> **Exercise brief**: Return only the number of lines in the entries below that hold the word "иные".

> **Working data**:
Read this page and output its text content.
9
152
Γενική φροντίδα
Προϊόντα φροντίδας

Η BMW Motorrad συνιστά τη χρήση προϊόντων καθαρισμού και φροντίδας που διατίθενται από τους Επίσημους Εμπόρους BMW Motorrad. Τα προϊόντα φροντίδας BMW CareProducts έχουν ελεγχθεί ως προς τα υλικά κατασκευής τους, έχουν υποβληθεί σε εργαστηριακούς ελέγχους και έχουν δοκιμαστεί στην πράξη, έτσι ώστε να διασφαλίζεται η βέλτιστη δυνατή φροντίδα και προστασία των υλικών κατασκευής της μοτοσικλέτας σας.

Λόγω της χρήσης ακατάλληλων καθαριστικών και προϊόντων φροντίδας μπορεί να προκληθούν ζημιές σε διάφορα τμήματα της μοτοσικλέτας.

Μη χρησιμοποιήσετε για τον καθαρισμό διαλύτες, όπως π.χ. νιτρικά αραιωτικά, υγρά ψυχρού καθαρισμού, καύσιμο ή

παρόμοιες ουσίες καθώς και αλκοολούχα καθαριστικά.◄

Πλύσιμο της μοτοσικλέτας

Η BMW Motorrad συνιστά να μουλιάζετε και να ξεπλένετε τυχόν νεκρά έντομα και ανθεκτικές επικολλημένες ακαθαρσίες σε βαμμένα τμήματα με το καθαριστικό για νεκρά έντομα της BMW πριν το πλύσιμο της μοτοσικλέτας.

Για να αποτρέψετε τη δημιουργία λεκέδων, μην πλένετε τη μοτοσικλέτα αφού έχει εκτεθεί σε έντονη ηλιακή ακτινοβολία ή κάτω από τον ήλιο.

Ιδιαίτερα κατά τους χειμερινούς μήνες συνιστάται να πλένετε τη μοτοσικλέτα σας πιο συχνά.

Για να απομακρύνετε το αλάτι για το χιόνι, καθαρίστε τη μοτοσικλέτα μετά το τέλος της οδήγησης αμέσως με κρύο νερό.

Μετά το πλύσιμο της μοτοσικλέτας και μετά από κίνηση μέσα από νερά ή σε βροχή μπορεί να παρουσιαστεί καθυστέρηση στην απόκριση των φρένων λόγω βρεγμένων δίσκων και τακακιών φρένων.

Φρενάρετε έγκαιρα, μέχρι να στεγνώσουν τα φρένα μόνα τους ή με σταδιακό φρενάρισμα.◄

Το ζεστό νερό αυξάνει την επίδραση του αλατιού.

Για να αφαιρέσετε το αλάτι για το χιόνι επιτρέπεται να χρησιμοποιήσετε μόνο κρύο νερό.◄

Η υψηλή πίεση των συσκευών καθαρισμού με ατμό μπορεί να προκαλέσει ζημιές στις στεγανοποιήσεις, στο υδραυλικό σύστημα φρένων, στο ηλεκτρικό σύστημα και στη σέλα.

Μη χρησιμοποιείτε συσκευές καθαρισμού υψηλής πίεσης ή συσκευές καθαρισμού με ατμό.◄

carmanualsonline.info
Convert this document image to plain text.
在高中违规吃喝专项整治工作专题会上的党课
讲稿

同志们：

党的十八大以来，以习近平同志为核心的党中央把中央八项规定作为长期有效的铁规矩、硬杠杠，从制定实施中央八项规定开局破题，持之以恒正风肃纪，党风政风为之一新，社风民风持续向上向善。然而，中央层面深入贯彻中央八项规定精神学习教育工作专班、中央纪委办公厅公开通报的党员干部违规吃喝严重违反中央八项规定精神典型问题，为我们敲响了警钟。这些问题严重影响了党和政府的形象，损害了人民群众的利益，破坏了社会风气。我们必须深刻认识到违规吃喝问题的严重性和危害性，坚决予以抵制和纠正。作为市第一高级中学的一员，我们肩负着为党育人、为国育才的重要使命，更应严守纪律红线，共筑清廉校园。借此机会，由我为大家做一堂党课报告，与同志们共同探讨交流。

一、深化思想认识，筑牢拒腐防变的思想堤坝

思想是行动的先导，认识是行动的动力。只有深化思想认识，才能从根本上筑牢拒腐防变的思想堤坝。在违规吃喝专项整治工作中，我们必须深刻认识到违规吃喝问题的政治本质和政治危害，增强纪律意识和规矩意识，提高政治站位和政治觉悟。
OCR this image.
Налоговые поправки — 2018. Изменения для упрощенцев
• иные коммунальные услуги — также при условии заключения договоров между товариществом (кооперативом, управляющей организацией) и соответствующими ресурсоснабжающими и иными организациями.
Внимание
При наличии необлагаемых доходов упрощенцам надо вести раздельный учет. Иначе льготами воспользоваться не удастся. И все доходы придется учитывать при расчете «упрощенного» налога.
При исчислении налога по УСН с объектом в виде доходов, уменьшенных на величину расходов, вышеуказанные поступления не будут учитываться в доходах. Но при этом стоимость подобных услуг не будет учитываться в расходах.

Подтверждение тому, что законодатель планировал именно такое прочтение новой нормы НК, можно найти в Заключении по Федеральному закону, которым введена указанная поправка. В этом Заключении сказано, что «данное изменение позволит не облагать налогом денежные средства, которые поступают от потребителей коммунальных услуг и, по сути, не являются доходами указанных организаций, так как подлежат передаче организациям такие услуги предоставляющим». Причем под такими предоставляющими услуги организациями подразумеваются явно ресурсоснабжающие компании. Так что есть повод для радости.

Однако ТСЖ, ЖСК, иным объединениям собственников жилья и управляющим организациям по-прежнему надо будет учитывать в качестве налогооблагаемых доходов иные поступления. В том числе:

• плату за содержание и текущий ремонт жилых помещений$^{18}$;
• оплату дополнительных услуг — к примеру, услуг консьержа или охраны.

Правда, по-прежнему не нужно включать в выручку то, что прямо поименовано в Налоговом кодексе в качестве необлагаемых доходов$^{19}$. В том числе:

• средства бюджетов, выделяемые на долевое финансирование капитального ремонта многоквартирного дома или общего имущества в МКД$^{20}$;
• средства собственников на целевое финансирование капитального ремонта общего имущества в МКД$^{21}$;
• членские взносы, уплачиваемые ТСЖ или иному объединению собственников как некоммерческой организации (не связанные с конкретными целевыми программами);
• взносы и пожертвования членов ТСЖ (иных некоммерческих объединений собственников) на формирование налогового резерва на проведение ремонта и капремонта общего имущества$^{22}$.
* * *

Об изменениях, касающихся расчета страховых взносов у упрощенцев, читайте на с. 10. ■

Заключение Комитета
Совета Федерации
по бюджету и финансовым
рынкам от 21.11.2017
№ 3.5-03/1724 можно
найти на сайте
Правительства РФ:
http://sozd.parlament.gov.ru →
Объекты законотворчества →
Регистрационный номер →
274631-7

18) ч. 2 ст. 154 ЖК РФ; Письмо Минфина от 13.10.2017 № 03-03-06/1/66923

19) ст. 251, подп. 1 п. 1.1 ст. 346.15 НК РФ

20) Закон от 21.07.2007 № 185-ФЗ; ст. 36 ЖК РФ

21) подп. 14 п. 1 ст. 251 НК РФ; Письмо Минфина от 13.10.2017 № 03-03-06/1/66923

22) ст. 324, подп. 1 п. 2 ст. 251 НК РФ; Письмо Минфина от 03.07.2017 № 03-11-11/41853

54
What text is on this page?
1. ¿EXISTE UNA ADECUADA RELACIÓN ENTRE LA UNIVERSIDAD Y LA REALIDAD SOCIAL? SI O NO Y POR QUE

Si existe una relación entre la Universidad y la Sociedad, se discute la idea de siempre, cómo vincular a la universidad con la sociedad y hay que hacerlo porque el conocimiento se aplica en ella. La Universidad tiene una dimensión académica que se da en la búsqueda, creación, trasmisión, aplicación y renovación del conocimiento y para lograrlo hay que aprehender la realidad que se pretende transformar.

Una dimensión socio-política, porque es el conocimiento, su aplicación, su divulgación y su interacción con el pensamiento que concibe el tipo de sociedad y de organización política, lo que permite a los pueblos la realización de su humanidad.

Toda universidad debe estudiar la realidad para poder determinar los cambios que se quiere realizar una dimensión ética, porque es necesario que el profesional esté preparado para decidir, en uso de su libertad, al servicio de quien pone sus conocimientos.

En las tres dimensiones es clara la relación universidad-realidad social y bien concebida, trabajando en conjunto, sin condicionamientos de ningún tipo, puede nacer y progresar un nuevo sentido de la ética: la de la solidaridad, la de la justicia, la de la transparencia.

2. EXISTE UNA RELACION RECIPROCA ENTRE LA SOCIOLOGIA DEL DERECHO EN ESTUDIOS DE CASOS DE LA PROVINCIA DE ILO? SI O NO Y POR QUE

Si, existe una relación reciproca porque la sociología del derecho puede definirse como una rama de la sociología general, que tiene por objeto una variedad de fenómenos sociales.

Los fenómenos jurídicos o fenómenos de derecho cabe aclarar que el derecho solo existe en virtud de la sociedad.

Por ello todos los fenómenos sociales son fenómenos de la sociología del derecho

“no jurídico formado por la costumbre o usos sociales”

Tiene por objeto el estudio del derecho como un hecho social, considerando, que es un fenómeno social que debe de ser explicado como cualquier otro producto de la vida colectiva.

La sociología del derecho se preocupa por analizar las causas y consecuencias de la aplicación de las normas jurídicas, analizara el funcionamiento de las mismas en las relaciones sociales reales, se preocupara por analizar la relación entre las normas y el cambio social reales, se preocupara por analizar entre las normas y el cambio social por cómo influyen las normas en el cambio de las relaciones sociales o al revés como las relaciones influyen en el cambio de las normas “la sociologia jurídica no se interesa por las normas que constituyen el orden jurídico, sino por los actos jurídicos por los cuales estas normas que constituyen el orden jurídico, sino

> **In response**: 2